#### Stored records
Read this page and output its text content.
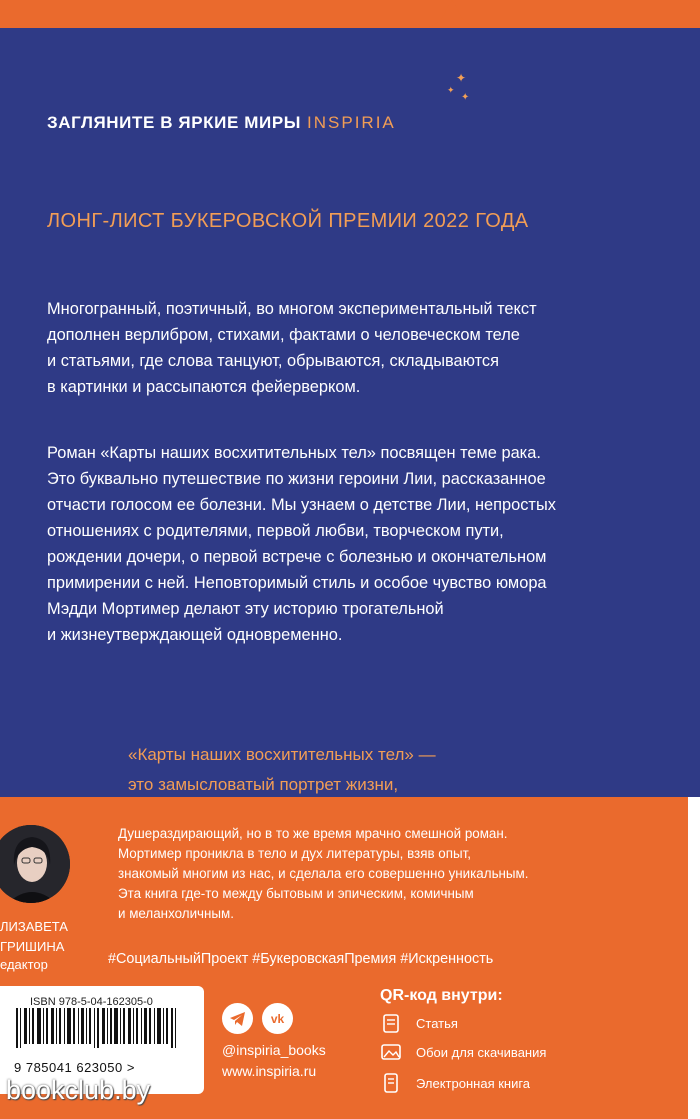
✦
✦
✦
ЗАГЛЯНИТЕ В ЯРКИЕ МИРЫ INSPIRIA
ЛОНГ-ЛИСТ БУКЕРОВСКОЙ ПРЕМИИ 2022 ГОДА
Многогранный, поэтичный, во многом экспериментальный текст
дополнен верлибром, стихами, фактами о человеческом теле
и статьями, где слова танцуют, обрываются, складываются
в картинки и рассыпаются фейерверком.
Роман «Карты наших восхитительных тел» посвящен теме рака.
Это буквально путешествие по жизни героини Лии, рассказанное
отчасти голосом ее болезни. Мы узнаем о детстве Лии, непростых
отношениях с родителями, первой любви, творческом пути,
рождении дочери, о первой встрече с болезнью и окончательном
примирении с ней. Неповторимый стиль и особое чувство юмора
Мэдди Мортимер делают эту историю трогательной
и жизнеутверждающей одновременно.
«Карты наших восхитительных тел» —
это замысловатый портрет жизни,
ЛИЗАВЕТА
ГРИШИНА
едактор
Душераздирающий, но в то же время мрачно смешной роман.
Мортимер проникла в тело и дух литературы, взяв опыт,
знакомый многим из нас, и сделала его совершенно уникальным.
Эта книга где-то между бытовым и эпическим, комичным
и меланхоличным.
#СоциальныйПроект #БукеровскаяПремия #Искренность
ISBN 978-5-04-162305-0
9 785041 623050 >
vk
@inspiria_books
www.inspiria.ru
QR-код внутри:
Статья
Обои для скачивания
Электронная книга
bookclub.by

#### Instruction
Set the data above down again exactly as given, with no pictures.

#### Exercise solution
Read this page and output its text content.
✦
✦
✦
ЗАГЛЯНИТЕ В ЯРКИЕ МИРЫ INSPIRIA
ЛОНГ-ЛИСТ БУКЕРОВСКОЙ ПРЕМИИ 2022 ГОДА
Многогранный, поэтичный, во многом экспериментальный текст
дополнен верлибром, стихами, фактами о человеческом теле
и статьями, где слова танцуют, обрываются, складываются
в картинки и рассыпаются фейерверком.
Роман «Карты наших восхитительных тел» посвящен теме рака.
Это буквально путешествие по жизни героини Лии, рассказанное
отчасти голосом ее болезни. Мы узнаем о детстве Лии, непростых
отношениях с родителями, первой любви, творческом пути,
рождении дочери, о первой встрече с болезнью и окончательном
примирении с ней. Неповторимый стиль и особое чувство юмора
Мэдди Мортимер делают эту историю трогательной
и жизнеутверждающей одновременно.
«Карты наших восхитительных тел» —
это замысловатый портрет жизни,
ЛИЗАВЕТА
ГРИШИНА
едактор
Душераздирающий, но в то же время мрачно смешной роман.
Мортимер проникла в тело и дух литературы, взяв опыт,
знакомый многим из нас, и сделала его совершенно уникальным.
Эта книга где-то между бытовым и эпическим, комичным
и меланхоличным.
#СоциальныйПроект #БукеровскаяПремия #Искренность
ISBN 978-5-04-162305-0
9 785041 623050 >
vk
@inspiria_books
www.inspiria.ru
QR-код внутри:
Статья
Обои для скачивания
Электронная книга
bookclub.by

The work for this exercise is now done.